- _Problem requirements_
For the listing below, give the number of lines in which "healthy" occurs. Add nothing.

- _Data rows_
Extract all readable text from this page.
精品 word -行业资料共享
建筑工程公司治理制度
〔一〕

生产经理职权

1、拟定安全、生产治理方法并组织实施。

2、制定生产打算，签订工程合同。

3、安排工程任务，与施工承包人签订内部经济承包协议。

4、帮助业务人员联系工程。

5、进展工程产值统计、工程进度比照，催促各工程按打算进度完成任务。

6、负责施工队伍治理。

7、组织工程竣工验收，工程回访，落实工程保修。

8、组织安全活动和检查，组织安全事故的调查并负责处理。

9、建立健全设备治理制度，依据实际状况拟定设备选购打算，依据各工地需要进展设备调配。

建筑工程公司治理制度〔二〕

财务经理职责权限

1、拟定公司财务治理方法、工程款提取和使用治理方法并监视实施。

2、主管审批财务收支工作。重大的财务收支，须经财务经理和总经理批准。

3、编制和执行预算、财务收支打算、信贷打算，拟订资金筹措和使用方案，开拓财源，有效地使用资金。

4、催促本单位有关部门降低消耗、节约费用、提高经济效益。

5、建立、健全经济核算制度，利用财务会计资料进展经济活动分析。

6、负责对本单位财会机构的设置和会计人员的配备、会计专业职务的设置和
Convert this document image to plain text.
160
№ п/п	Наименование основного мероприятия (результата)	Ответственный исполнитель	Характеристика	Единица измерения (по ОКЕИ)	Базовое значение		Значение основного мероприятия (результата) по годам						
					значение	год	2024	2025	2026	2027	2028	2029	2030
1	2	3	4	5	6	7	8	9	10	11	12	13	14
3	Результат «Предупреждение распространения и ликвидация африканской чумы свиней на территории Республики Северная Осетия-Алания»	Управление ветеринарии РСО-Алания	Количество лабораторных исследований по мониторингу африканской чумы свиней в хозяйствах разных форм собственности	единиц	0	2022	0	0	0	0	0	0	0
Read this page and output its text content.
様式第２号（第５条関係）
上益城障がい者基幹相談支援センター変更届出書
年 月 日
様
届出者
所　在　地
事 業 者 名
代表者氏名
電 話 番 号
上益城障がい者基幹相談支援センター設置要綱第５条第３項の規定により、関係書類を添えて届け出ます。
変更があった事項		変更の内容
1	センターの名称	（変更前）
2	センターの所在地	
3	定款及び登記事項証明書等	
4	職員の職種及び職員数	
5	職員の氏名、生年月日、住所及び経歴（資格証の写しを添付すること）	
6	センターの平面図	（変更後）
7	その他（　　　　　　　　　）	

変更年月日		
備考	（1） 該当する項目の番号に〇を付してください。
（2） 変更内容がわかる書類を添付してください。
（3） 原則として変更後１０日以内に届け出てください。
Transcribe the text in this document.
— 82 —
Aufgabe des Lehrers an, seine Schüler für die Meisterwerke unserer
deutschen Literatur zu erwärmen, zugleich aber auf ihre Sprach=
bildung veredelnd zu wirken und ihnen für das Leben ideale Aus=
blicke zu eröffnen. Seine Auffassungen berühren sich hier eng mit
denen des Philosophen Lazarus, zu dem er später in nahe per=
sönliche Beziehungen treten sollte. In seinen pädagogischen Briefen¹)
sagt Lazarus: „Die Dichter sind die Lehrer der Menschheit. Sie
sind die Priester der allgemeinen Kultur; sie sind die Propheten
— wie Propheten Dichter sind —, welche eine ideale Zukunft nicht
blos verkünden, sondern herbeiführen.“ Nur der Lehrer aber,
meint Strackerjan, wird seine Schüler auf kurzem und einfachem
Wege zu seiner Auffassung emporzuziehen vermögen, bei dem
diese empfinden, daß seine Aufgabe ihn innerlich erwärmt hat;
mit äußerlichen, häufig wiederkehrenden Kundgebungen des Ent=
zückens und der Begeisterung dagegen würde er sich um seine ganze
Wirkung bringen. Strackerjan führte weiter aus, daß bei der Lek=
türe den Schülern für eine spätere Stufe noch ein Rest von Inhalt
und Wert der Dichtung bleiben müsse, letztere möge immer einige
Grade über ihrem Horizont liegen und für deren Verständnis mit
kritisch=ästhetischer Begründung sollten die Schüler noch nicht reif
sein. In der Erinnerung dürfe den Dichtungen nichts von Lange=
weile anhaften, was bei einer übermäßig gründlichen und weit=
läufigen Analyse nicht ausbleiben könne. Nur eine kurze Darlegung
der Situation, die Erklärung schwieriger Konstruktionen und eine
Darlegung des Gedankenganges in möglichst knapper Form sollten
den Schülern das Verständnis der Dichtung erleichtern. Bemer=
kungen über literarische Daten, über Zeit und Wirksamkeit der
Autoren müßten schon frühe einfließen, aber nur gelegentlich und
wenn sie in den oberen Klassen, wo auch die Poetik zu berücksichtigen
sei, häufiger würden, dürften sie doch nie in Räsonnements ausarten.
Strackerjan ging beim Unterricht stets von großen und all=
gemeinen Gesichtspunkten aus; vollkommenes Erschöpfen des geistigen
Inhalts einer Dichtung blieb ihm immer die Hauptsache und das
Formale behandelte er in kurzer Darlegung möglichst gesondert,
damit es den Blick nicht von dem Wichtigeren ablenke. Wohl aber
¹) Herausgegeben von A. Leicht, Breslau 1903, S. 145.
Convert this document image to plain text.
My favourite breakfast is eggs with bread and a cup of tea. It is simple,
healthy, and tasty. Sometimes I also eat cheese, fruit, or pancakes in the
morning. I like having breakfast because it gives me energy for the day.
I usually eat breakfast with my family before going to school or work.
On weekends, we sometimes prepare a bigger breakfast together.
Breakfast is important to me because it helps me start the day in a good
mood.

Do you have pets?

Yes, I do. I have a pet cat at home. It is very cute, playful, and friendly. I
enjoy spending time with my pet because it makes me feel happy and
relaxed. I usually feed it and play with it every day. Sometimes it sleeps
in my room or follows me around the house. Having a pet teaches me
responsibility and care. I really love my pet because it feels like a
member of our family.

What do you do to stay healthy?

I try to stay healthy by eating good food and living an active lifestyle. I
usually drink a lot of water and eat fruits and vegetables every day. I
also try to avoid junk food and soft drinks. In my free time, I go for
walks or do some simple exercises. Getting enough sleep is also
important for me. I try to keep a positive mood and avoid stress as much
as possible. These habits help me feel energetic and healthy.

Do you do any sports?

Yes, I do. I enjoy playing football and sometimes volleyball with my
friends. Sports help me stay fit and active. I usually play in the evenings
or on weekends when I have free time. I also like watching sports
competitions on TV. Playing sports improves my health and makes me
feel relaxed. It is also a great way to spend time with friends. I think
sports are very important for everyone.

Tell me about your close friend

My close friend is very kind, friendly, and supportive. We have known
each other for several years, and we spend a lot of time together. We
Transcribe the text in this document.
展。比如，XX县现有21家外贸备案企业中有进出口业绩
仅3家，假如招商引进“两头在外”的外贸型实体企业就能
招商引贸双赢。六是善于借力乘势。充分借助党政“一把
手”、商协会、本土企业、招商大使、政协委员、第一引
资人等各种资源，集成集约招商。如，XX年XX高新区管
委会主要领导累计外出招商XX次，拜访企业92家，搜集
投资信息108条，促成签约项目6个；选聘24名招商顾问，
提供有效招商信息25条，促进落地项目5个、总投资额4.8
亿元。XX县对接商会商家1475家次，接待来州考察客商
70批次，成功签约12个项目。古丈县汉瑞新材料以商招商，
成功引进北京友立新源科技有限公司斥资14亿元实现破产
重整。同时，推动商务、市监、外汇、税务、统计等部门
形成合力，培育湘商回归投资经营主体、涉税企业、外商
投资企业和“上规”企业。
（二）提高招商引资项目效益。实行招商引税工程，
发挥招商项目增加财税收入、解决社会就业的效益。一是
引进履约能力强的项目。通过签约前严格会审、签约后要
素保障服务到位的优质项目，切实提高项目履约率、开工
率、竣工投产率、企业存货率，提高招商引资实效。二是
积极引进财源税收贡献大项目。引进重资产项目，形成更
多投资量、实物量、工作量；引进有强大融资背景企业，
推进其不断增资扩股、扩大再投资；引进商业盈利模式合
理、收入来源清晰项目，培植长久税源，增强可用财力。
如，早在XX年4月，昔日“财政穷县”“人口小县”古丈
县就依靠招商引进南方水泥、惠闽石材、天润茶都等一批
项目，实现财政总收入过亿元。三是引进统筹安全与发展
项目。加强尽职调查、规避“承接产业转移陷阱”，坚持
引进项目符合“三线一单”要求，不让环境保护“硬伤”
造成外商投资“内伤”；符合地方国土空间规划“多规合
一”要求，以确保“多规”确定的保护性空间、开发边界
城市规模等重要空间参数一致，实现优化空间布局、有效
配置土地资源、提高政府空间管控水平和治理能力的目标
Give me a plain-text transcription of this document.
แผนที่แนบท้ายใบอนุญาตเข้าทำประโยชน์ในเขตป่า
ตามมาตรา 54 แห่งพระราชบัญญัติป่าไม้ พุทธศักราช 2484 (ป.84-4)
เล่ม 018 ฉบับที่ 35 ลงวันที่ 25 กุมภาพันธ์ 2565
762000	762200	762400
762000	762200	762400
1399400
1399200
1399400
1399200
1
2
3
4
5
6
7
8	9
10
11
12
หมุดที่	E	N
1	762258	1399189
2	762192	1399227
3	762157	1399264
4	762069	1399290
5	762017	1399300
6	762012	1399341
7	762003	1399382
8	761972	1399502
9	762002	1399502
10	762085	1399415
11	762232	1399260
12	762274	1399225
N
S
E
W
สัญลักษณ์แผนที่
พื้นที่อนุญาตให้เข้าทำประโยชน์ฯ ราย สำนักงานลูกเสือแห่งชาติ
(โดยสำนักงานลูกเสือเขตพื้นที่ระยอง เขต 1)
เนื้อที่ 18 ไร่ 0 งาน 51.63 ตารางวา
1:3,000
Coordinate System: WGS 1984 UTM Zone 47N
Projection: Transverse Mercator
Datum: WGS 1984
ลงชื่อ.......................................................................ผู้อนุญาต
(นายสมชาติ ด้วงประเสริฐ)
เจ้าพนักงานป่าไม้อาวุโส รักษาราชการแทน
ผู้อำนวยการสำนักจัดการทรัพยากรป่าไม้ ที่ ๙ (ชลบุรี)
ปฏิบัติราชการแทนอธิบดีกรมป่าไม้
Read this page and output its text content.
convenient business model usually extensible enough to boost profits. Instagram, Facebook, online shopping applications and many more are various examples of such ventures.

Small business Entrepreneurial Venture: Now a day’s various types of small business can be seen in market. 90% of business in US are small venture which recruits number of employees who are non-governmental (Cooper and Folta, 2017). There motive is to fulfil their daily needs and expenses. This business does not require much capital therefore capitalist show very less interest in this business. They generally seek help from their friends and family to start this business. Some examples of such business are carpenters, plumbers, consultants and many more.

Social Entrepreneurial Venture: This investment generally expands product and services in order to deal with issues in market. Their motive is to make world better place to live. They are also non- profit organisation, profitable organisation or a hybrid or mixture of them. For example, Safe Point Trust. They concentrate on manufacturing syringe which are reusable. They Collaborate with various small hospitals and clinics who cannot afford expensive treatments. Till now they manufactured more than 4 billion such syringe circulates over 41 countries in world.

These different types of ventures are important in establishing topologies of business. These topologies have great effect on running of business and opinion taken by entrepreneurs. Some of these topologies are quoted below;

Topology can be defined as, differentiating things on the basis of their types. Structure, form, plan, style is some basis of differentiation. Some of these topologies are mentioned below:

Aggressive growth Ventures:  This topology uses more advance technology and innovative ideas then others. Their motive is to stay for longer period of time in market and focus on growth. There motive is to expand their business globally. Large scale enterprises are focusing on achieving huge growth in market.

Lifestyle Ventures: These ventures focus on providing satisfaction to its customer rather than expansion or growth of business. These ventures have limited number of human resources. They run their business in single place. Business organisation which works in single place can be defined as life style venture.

- _Task response_
4